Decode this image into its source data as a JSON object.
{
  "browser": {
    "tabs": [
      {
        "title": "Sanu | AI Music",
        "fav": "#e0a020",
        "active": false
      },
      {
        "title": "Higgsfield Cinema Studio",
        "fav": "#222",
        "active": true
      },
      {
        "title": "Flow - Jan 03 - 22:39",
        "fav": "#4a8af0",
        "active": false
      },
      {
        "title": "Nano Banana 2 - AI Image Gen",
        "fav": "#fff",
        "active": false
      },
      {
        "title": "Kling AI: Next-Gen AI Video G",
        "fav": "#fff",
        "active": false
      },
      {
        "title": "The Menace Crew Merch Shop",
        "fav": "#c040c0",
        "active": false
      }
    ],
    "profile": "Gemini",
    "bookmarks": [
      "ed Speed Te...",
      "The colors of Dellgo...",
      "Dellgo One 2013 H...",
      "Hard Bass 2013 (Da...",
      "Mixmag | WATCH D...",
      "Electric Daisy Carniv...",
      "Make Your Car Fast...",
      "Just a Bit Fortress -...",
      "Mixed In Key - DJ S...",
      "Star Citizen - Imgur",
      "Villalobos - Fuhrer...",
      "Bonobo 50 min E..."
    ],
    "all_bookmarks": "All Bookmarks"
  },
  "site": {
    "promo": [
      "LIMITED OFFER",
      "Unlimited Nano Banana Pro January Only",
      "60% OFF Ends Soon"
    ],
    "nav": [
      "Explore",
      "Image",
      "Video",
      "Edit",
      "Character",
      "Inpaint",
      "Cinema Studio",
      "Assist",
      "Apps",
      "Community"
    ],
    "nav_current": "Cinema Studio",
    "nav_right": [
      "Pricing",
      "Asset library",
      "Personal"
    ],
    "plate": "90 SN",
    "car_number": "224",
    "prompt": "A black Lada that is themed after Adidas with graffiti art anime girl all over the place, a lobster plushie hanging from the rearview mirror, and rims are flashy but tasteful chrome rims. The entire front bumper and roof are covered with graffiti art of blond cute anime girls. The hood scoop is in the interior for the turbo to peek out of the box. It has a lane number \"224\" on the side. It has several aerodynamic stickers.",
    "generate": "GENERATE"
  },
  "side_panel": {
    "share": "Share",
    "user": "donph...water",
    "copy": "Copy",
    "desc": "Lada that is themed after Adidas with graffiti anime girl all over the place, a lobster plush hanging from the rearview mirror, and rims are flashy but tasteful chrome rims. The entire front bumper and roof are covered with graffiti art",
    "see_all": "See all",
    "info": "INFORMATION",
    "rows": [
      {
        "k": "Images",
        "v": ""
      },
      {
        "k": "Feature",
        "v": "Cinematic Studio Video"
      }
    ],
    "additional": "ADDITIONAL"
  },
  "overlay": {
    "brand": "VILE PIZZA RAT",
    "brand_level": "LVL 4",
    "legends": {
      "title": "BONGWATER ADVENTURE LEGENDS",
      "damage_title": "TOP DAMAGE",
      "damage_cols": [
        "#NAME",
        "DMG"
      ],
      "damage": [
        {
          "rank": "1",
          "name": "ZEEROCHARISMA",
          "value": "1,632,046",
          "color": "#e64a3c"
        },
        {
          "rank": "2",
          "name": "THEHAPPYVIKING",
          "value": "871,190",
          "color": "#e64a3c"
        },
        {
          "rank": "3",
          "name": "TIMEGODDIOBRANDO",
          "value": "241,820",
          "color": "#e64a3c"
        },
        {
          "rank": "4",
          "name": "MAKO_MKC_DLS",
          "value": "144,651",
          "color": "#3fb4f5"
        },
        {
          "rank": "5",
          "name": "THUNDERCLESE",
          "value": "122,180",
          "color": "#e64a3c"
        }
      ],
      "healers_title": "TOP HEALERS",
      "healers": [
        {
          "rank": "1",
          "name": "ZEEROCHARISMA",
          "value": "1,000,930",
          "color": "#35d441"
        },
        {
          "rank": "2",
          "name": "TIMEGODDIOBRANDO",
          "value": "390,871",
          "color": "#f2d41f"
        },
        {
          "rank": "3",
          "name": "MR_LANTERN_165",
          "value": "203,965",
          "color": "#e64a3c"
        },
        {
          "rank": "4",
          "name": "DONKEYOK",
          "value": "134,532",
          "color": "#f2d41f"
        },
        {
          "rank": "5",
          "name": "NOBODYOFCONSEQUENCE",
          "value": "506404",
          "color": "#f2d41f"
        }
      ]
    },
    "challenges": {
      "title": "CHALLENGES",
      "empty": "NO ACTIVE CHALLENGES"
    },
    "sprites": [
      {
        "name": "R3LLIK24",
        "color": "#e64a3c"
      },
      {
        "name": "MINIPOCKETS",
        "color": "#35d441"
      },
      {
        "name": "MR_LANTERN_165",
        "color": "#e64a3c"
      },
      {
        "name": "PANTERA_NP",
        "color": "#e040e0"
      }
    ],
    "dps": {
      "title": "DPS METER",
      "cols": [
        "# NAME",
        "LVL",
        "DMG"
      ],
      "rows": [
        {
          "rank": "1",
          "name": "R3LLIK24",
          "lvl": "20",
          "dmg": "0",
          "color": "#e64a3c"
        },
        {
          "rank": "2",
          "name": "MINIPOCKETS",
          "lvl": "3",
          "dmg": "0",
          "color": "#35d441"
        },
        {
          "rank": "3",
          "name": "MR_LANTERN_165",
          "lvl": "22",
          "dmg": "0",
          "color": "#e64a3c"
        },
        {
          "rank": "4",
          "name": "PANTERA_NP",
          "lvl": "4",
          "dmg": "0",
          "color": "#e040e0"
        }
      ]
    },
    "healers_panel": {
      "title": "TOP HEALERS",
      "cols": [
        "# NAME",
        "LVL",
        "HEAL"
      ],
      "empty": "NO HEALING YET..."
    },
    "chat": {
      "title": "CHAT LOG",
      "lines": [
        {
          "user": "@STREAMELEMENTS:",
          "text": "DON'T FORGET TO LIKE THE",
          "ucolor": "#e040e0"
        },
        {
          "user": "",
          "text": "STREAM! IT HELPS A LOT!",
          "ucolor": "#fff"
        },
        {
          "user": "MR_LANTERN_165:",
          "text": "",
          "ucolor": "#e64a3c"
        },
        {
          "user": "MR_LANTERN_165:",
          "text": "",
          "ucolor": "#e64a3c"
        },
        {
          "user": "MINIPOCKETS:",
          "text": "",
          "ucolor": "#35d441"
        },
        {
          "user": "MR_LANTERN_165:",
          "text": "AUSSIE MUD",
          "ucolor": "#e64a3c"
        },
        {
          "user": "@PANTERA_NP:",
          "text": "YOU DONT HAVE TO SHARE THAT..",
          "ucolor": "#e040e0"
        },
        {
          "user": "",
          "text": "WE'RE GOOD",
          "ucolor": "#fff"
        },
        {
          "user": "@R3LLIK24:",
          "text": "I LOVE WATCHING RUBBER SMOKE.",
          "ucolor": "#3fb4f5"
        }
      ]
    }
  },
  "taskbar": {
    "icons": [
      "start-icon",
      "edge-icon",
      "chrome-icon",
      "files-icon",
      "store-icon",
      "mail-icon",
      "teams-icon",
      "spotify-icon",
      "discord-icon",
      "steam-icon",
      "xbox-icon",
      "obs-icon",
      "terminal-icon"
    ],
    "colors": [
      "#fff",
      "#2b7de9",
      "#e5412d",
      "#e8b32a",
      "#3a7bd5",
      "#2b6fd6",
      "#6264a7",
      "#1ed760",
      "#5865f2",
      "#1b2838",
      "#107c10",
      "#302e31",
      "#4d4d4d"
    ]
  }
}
....................
# Directions for this task
Please repeat the listing above in full and exactly.

# Answer in full
Decode this image into its source data as a JSON object.
{
  "browser": {
    "tabs": [
      {
        "title": "Sanu | AI Music",
        "fav": "#e0a020",
        "active": false
      },
      {
        "title": "Higgsfield Cinema Studio",
        "fav": "#222",
        "active": true
      },
      {
        "title": "Flow - Jan 03 - 22:39",
        "fav": "#4a8af0",
        "active": false
      },
      {
        "title": "Nano Banana 2 - AI Image Gen",
        "fav": "#fff",
        "active": false
      },
      {
        "title": "Kling AI: Next-Gen AI Video G",
        "fav": "#fff",
        "active": false
      },
      {
        "title": "The Menace Crew Merch Shop",
        "fav": "#c040c0",
        "active": false
      }
    ],
    "profile": "Gemini",
    "bookmarks": [
      "ed Speed Te...",
      "The colors of Dellgo...",
      "Dellgo One 2013 H...",
      "Hard Bass 2013 (Da...",
      "Mixmag | WATCH D...",
      "Electric Daisy Carniv...",
      "Make Your Car Fast...",
      "Just a Bit Fortress -...",
      "Mixed In Key - DJ S...",
      "Star Citizen - Imgur",
      "Villalobos - Fuhrer...",
      "Bonobo 50 min E..."
    ],
    "all_bookmarks": "All Bookmarks"
  },
  "site": {
    "promo": [
      "LIMITED OFFER",
      "Unlimited Nano Banana Pro January Only",
      "60% OFF Ends Soon"
    ],
    "nav": [
      "Explore",
      "Image",
      "Video",
      "Edit",
      "Character",
      "Inpaint",
      "Cinema Studio",
      "Assist",
      "Apps",
      "Community"
    ],
    "nav_current": "Cinema Studio",
    "nav_right": [
      "Pricing",
      "Asset library",
      "Personal"
    ],
    "plate": "90 SN",
    "car_number": "224",
    "prompt": "A black Lada that is themed after Adidas with graffiti art anime girl all over the place, a lobster plushie hanging from the rearview mirror, and rims are flashy but tasteful chrome rims. The entire front bumper and roof are covered with graffiti art of blond cute anime girls. The hood scoop is in the interior for the turbo to peek out of the box. It has a lane number \"224\" on the side. It has several aerodynamic stickers.",
    "generate": "GENERATE"
  },
  "side_panel": {
    "share": "Share",
    "user": "donph...water",
    "copy": "Copy",
    "desc": "Lada that is themed after Adidas with graffiti anime girl all over the place, a lobster plush hanging from the rearview mirror, and rims are flashy but tasteful chrome rims. The entire front bumper and roof are covered with graffiti art",
    "see_all": "See all",
    "info": "INFORMATION",
    "rows": [
      {
        "k": "Images",
        "v": ""
      },
      {
        "k": "Feature",
        "v": "Cinematic Studio Video"
      }
    ],
    "additional": "ADDITIONAL"
  },
  "overlay": {
    "brand": "VILE PIZZA RAT",
    "brand_level": "LVL 4",
    "legends": {
      "title": "BONGWATER ADVENTURE LEGENDS",
      "damage_title": "TOP DAMAGE",
      "damage_cols": [
        "#NAME",
        "DMG"
      ],
      "damage": [
        {
          "rank": "1",
          "name": "ZEEROCHARISMA",
          "value": "1,632,046",
          "color": "#e64a3c"
        },
        {
          "rank": "2",
          "name": "THEHAPPYVIKING",
          "value": "871,190",
          "color": "#e64a3c"
        },
        {
          "rank": "3",
          "name": "TIMEGODDIOBRANDO",
          "value": "241,820",
          "color": "#e64a3c"
        },
        {
          "rank": "4",
          "name": "MAKO_MKC_DLS",
          "value": "144,651",
          "color": "#3fb4f5"
        },
        {
          "rank": "5",
          "name": "THUNDERCLESE",
          "value": "122,180",
          "color": "#e64a3c"
        }
      ],
      "healers_title": "TOP HEALERS",
      "healers": [
        {
          "rank": "1",
          "name": "ZEEROCHARISMA",
          "value": "1,000,930",
          "color": "#35d441"
        },
        {
          "rank": "2",
          "name": "TIMEGODDIOBRANDO",
          "value": "390,871",
          "color": "#f2d41f"
        },
        {
          "rank": "3",
          "name": "MR_LANTERN_165",
          "value": "203,965",
          "color": "#e64a3c"
        },
        {
          "rank": "4",
          "name": "DONKEYOK",
          "value": "134,532",
          "color": "#f2d41f"
        },
        {
          "rank": "5",
          "name": "NOBODYOFCONSEQUENCE",
          "value": "506404",
          "color": "#f2d41f"
        }
      ]
    },
    "challenges": {
      "title": "CHALLENGES",
      "empty": "NO ACTIVE CHALLENGES"
    },
    "sprites": [
      {
        "name": "R3LLIK24",
        "color": "#e64a3c"
      },
      {
        "name": "MINIPOCKETS",
        "color": "#35d441"
      },
      {
        "name": "MR_LANTERN_165",
        "color": "#e64a3c"
      },
      {
        "name": "PANTERA_NP",
        "color": "#e040e0"
      }
    ],
    "dps": {
      "title": "DPS METER",
      "cols": [
        "# NAME",
        "LVL",
        "DMG"
      ],
      "rows": [
        {
          "rank": "1",
          "name": "R3LLIK24",
          "lvl": "20",
          "dmg": "0",
          "color": "#e64a3c"
        },
        {
          "rank": "2",
          "name": "MINIPOCKETS",
          "lvl": "3",
          "dmg": "0",
          "color": "#35d441"
        },
        {
          "rank": "3",
          "name": "MR_LANTERN_165",
          "lvl": "22",
          "dmg": "0",
          "color": "#e64a3c"
        },
        {
          "rank": "4",
          "name": "PANTERA_NP",
          "lvl": "4",
          "dmg": "0",
          "color": "#e040e0"
        }
      ]
    },
    "healers_panel": {
      "title": "TOP HEALERS",
      "cols": [
        "# NAME",
        "LVL",
        "HEAL"
      ],
      "empty": "NO HEALING YET..."
    },
    "chat": {
      "title": "CHAT LOG",
      "lines": [
        {
          "user": "@STREAMELEMENTS:",
          "text": "DON'T FORGET TO LIKE THE",
          "ucolor": "#e040e0"
        },
        {
          "user": "",
          "text": "STREAM! IT HELPS A LOT!",
          "ucolor": "#fff"
        },
        {
          "user": "MR_LANTERN_165:",
          "text": "",
          "ucolor": "#e64a3c"
        },
        {
          "user": "MR_LANTERN_165:",
          "text": "",
          "ucolor": "#e64a3c"
        },
        {
          "user": "MINIPOCKETS:",
          "text": "",
          "ucolor": "#35d441"
        },
        {
          "user": "MR_LANTERN_165:",
          "text": "AUSSIE MUD",
          "ucolor": "#e64a3c"
        },
        {
          "user": "@PANTERA_NP:",
          "text": "YOU DONT HAVE TO SHARE THAT..",
          "ucolor": "#e040e0"
        },
        {
          "user": "",
          "text": "WE'RE GOOD",
          "ucolor": "#fff"
        },
        {
          "user": "@R3LLIK24:",
          "text": "I LOVE WATCHING RUBBER SMOKE.",
          "ucolor": "#3fb4f5"
        }
      ]
    }
  },
  "taskbar": {
    "icons": [
      "start-icon",
      "edge-icon",
      "chrome-icon",
      "files-icon",
      "store-icon",
      "mail-icon",
      "teams-icon",
      "spotify-icon",
      "discord-icon",
      "steam-icon",
      "xbox-icon",
      "obs-icon",
      "terminal-icon"
    ],
    "colors": [
      "#fff",
      "#2b7de9",
      "#e5412d",
      "#e8b32a",
      "#3a7bd5",
      "#2b6fd6",
      "#6264a7",
      "#1ed760",
      "#5865f2",
      "#1b2838",
      "#107c10",
      "#302e31",
      "#4d4d4d"
    ]
  }
}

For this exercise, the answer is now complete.